EXERCISE AIM: Every line with the word "Antigene" in it should be extracted from the data that follows.

THE INPUT:
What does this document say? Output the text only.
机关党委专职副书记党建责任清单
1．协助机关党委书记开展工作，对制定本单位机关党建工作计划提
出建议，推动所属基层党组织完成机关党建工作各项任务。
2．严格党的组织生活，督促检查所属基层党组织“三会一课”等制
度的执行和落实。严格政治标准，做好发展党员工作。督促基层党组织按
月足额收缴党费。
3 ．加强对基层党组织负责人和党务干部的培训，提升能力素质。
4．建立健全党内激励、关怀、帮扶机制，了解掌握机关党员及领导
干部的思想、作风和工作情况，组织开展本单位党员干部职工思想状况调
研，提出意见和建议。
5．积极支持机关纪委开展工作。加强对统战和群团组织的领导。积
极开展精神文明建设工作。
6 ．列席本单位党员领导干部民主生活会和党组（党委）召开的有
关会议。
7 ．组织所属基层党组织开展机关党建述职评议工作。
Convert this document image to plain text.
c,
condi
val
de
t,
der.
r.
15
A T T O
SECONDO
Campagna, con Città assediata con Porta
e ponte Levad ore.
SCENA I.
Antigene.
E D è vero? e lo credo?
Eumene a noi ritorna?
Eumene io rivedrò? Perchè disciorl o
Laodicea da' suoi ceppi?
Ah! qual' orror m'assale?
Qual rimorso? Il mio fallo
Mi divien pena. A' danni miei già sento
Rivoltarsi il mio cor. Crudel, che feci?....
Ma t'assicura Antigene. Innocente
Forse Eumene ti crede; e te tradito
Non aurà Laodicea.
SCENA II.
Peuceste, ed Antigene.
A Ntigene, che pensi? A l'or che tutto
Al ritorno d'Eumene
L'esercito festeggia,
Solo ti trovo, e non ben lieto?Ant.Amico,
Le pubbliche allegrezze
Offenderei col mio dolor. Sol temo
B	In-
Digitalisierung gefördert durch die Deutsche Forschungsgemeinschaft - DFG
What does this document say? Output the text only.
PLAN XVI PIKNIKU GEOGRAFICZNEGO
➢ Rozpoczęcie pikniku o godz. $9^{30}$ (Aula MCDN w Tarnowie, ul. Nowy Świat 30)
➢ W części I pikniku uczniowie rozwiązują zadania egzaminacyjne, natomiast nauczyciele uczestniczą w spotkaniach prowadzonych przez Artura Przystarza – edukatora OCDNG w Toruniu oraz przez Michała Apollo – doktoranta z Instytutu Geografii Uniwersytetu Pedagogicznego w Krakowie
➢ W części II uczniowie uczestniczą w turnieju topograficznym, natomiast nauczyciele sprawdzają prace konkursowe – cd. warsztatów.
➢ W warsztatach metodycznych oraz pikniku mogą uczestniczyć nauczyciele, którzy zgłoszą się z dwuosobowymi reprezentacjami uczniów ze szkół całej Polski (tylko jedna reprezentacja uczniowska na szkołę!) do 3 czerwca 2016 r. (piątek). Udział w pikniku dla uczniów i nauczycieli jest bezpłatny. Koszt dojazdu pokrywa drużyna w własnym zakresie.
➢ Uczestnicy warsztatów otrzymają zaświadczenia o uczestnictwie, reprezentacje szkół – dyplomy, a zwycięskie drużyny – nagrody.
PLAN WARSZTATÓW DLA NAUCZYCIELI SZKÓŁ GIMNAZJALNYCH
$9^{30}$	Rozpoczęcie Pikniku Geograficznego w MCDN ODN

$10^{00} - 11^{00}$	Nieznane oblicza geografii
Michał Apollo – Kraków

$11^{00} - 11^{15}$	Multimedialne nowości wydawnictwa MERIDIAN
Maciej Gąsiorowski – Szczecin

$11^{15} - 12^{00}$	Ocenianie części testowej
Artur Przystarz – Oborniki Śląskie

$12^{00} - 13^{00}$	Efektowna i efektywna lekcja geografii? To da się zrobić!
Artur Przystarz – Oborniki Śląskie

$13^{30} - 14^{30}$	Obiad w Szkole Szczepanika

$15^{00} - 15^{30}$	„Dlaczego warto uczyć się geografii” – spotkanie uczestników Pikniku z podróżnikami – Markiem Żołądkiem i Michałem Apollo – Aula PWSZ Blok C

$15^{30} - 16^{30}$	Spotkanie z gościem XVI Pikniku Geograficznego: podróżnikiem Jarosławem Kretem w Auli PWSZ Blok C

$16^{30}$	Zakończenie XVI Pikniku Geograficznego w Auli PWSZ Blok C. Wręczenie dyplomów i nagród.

RESULT FOR THIS TASK:
Antigene.
Ma t'assicura Antigene. Innocente
Peuceste, ed Antigene.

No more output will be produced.